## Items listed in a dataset
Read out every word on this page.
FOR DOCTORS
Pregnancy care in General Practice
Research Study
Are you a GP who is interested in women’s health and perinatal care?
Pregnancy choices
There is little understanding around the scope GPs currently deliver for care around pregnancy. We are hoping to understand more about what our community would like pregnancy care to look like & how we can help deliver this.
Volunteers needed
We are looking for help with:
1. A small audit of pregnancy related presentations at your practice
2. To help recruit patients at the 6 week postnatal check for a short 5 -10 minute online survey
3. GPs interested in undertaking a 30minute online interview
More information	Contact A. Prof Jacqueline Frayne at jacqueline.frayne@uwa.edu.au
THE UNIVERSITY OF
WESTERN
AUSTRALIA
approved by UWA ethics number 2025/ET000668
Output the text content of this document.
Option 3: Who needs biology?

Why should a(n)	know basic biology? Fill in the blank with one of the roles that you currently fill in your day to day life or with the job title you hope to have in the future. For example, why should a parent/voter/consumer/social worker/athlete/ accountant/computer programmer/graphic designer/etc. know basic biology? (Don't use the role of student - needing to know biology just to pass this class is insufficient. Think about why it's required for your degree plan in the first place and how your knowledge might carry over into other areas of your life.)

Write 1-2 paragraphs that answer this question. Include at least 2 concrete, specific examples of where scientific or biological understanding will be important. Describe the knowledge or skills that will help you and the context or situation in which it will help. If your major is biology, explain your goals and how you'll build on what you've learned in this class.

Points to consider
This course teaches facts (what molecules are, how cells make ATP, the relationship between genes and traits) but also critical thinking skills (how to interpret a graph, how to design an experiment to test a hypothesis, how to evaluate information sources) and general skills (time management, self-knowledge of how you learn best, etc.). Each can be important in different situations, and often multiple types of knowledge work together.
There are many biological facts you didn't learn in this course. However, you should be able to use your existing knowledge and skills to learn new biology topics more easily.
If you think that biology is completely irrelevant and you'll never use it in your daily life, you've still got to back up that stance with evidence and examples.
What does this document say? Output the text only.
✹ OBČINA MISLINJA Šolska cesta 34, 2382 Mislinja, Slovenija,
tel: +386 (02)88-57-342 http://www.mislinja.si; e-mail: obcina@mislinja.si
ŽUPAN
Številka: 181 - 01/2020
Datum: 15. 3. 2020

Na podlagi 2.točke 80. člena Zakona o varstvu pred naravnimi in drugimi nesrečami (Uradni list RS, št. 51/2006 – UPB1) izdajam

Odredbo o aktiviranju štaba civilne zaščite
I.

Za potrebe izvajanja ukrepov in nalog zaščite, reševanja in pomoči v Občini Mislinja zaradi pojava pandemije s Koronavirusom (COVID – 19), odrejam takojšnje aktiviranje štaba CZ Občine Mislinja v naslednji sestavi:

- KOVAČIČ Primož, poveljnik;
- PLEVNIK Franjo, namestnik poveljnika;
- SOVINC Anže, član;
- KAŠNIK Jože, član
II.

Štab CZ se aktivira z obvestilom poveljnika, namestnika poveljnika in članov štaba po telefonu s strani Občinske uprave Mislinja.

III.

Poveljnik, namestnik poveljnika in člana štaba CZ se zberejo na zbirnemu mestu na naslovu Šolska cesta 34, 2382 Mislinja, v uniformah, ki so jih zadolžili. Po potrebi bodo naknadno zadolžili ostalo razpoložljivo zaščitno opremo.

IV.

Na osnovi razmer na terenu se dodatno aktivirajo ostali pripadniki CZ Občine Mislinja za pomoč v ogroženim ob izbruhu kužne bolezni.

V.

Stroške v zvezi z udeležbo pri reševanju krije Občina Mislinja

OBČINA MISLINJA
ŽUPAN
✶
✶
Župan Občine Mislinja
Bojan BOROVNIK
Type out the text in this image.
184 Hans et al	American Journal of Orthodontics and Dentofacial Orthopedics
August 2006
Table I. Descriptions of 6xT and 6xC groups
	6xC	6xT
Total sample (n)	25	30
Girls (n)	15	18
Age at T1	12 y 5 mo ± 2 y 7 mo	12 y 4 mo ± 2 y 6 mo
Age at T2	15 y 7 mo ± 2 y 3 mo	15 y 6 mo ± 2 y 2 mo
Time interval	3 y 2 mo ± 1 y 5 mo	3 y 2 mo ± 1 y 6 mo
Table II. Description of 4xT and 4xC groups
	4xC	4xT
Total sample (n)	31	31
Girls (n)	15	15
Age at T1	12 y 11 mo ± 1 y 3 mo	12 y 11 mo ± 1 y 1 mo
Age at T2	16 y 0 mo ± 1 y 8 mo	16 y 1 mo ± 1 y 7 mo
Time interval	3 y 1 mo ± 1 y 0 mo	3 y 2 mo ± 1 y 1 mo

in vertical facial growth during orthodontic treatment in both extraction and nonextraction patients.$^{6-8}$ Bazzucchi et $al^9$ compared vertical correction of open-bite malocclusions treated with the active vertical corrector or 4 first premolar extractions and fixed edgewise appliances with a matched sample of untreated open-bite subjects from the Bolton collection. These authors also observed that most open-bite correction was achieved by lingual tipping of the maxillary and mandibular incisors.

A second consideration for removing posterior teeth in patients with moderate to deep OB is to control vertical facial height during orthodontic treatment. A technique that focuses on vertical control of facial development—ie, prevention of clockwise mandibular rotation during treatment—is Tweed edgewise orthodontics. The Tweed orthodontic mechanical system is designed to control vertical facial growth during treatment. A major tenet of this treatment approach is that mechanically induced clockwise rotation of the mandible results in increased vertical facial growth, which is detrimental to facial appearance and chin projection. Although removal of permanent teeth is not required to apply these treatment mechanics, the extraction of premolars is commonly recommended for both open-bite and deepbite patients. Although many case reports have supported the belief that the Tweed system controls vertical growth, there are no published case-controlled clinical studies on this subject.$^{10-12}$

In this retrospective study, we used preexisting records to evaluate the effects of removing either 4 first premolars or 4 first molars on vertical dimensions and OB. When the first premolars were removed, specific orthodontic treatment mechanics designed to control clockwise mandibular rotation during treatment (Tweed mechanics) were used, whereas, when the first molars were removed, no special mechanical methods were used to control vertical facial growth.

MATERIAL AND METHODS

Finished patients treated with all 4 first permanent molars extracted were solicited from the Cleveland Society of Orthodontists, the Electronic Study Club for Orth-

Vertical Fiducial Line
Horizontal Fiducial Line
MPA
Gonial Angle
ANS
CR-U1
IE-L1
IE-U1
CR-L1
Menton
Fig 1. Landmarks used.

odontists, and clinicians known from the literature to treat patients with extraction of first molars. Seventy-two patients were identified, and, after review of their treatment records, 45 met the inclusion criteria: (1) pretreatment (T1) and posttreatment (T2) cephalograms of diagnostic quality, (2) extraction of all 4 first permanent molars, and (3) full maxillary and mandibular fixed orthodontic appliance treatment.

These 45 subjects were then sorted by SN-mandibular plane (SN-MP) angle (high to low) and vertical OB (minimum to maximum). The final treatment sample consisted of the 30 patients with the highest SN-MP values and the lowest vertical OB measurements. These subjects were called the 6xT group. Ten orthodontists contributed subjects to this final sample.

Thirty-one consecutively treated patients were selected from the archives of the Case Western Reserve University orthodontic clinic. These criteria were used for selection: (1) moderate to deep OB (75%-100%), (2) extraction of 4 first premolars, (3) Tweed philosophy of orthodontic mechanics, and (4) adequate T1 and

## YOUR TASK
Take the records above and return them exactly as written.

## SOLUTION FOR THIS PROBLEM
Read out every word on this page.
FOR DOCTORS
Pregnancy care in General Practice
Research Study
Are you a GP who is interested in women’s health and perinatal care?
Pregnancy choices
There is little understanding around the scope GPs currently deliver for care around pregnancy. We are hoping to understand more about what our community would like pregnancy care to look like & how we can help deliver this.
Volunteers needed
We are looking for help with:
1. A small audit of pregnancy related presentations at your practice
2. To help recruit patients at the 6 week postnatal check for a short 5 -10 minute online survey
3. GPs interested in undertaking a 30minute online interview
More information	Contact A. Prof Jacqueline Frayne at jacqueline.frayne@uwa.edu.au
THE UNIVERSITY OF
WESTERN
AUSTRALIA
approved by UWA ethics number 2025/ET000668
Output the text content of this document.
Option 3: Who needs biology?

Why should a(n)	know basic biology? Fill in the blank with one of the roles that you currently fill in your day to day life or with the job title you hope to have in the future. For example, why should a parent/voter/consumer/social worker/athlete/ accountant/computer programmer/graphic designer/etc. know basic biology? (Don't use the role of student - needing to know biology just to pass this class is insufficient. Think about why it's required for your degree plan in the first place and how your knowledge might carry over into other areas of your life.)

Write 1-2 paragraphs that answer this question. Include at least 2 concrete, specific examples of where scientific or biological understanding will be important. Describe the knowledge or skills that will help you and the context or situation in which it will help. If your major is biology, explain your goals and how you'll build on what you've learned in this class.

Points to consider
This course teaches facts (what molecules are, how cells make ATP, the relationship between genes and traits) but also critical thinking skills (how to interpret a graph, how to design an experiment to test a hypothesis, how to evaluate information sources) and general skills (time management, self-knowledge of how you learn best, etc.). Each can be important in different situations, and often multiple types of knowledge work together.
There are many biological facts you didn't learn in this course. However, you should be able to use your existing knowledge and skills to learn new biology topics more easily.
If you think that biology is completely irrelevant and you'll never use it in your daily life, you've still got to back up that stance with evidence and examples.
What does this document say? Output the text only.
✹ OBČINA MISLINJA Šolska cesta 34, 2382 Mislinja, Slovenija,
tel: +386 (02)88-57-342 http://www.mislinja.si; e-mail: obcina@mislinja.si
ŽUPAN
Številka: 181 - 01/2020
Datum: 15. 3. 2020

Na podlagi 2.točke 80. člena Zakona o varstvu pred naravnimi in drugimi nesrečami (Uradni list RS, št. 51/2006 – UPB1) izdajam

Odredbo o aktiviranju štaba civilne zaščite
I.

Za potrebe izvajanja ukrepov in nalog zaščite, reševanja in pomoči v Občini Mislinja zaradi pojava pandemije s Koronavirusom (COVID – 19), odrejam takojšnje aktiviranje štaba CZ Občine Mislinja v naslednji sestavi:

- KOVAČIČ Primož, poveljnik;
- PLEVNIK Franjo, namestnik poveljnika;
- SOVINC Anže, član;
- KAŠNIK Jože, član
II.

Štab CZ se aktivira z obvestilom poveljnika, namestnika poveljnika in članov štaba po telefonu s strani Občinske uprave Mislinja.

III.

Poveljnik, namestnik poveljnika in člana štaba CZ se zberejo na zbirnemu mestu na naslovu Šolska cesta 34, 2382 Mislinja, v uniformah, ki so jih zadolžili. Po potrebi bodo naknadno zadolžili ostalo razpoložljivo zaščitno opremo.

IV.

Na osnovi razmer na terenu se dodatno aktivirajo ostali pripadniki CZ Občine Mislinja za pomoč v ogroženim ob izbruhu kužne bolezni.

V.

Stroške v zvezi z udeležbo pri reševanju krije Občina Mislinja

OBČINA MISLINJA
ŽUPAN
✶
✶
Župan Občine Mislinja
Bojan BOROVNIK
Type out the text in this image.
184 Hans et al	American Journal of Orthodontics and Dentofacial Orthopedics
August 2006
Table I. Descriptions of 6xT and 6xC groups
	6xC	6xT
Total sample (n)	25	30
Girls (n)	15	18
Age at T1	12 y 5 mo ± 2 y 7 mo	12 y 4 mo ± 2 y 6 mo
Age at T2	15 y 7 mo ± 2 y 3 mo	15 y 6 mo ± 2 y 2 mo
Time interval	3 y 2 mo ± 1 y 5 mo	3 y 2 mo ± 1 y 6 mo
Table II. Description of 4xT and 4xC groups
	4xC	4xT
Total sample (n)	31	31
Girls (n)	15	15
Age at T1	12 y 11 mo ± 1 y 3 mo	12 y 11 mo ± 1 y 1 mo
Age at T2	16 y 0 mo ± 1 y 8 mo	16 y 1 mo ± 1 y 7 mo
Time interval	3 y 1 mo ± 1 y 0 mo	3 y 2 mo ± 1 y 1 mo

in vertical facial growth during orthodontic treatment in both extraction and nonextraction patients.$^{6-8}$ Bazzucchi et $al^9$ compared vertical correction of open-bite malocclusions treated with the active vertical corrector or 4 first premolar extractions and fixed edgewise appliances with a matched sample of untreated open-bite subjects from the Bolton collection. These authors also observed that most open-bite correction was achieved by lingual tipping of the maxillary and mandibular incisors.

A second consideration for removing posterior teeth in patients with moderate to deep OB is to control vertical facial height during orthodontic treatment. A technique that focuses on vertical control of facial development—ie, prevention of clockwise mandibular rotation during treatment—is Tweed edgewise orthodontics. The Tweed orthodontic mechanical system is designed to control vertical facial growth during treatment. A major tenet of this treatment approach is that mechanically induced clockwise rotation of the mandible results in increased vertical facial growth, which is detrimental to facial appearance and chin projection. Although removal of permanent teeth is not required to apply these treatment mechanics, the extraction of premolars is commonly recommended for both open-bite and deepbite patients. Although many case reports have supported the belief that the Tweed system controls vertical growth, there are no published case-controlled clinical studies on this subject.$^{10-12}$

In this retrospective study, we used preexisting records to evaluate the effects of removing either 4 first premolars or 4 first molars on vertical dimensions and OB. When the first premolars were removed, specific orthodontic treatment mechanics designed to control clockwise mandibular rotation during treatment (Tweed mechanics) were used, whereas, when the first molars were removed, no special mechanical methods were used to control vertical facial growth.

MATERIAL AND METHODS

Finished patients treated with all 4 first permanent molars extracted were solicited from the Cleveland Society of Orthodontists, the Electronic Study Club for Orth-

Vertical Fiducial Line
Horizontal Fiducial Line
MPA
Gonial Angle
ANS
CR-U1
IE-L1
IE-U1
CR-L1
Menton
Fig 1. Landmarks used.

odontists, and clinicians known from the literature to treat patients with extraction of first molars. Seventy-two patients were identified, and, after review of their treatment records, 45 met the inclusion criteria: (1) pretreatment (T1) and posttreatment (T2) cephalograms of diagnostic quality, (2) extraction of all 4 first permanent molars, and (3) full maxillary and mandibular fixed orthodontic appliance treatment.

These 45 subjects were then sorted by SN-mandibular plane (SN-MP) angle (high to low) and vertical OB (minimum to maximum). The final treatment sample consisted of the 30 patients with the highest SN-MP values and the lowest vertical OB measurements. These subjects were called the 6xT group. Ten orthodontists contributed subjects to this final sample.

Thirty-one consecutively treated patients were selected from the archives of the Case Western Reserve University orthodontic clinic. These criteria were used for selection: (1) moderate to deep OB (75%-100%), (2) extraction of 4 first premolars, (3) Tweed philosophy of orthodontic mechanics, and (4) adequate T1 and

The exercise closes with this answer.